* _Written exercise_: Your task is to transcribe the data in full.

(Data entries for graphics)

+--

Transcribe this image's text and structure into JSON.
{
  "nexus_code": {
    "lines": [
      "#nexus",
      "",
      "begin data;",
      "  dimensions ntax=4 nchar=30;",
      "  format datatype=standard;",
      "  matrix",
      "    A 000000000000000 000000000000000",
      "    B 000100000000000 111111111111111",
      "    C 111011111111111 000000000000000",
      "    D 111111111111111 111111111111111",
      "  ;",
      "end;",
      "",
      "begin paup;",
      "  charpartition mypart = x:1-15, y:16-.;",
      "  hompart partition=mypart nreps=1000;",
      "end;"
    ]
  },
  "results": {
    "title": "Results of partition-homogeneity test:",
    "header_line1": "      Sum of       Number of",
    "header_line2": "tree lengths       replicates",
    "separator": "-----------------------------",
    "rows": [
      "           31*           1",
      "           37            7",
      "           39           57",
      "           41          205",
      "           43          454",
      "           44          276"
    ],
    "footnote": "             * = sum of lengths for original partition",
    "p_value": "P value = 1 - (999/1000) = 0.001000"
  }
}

+--

* _The result_:
Transcribe this image's text and structure into JSON.
{
  "nexus_code": {
    "lines": [
      "#nexus",
      "",
      "begin data;",
      "  dimensions ntax=4 nchar=30;",
      "  format datatype=standard;",
      "  matrix",
      "    A 000000000000000 000000000000000",
      "    B 000100000000000 111111111111111",
      "    C 111011111111111 000000000000000",
      "    D 111111111111111 111111111111111",
      "  ;",
      "end;",
      "",
      "begin paup;",
      "  charpartition mypart = x:1-15, y:16-.;",
      "  hompart partition=mypart nreps=1000;",
      "end;"
    ]
  },
  "results": {
    "title": "Results of partition-homogeneity test:",
    "header_line1": "      Sum of       Number of",
    "header_line2": "tree lengths       replicates",
    "separator": "-----------------------------",
    "rows": [
      "           31*           1",
      "           37            7",
      "           39           57",
      "           41          205",
      "           43          454",
      "           44          276"
    ],
    "footnote": "             * = sum of lengths for original partition",
    "p_value": "P value = 1 - (999/1000) = 0.001000"
  }
}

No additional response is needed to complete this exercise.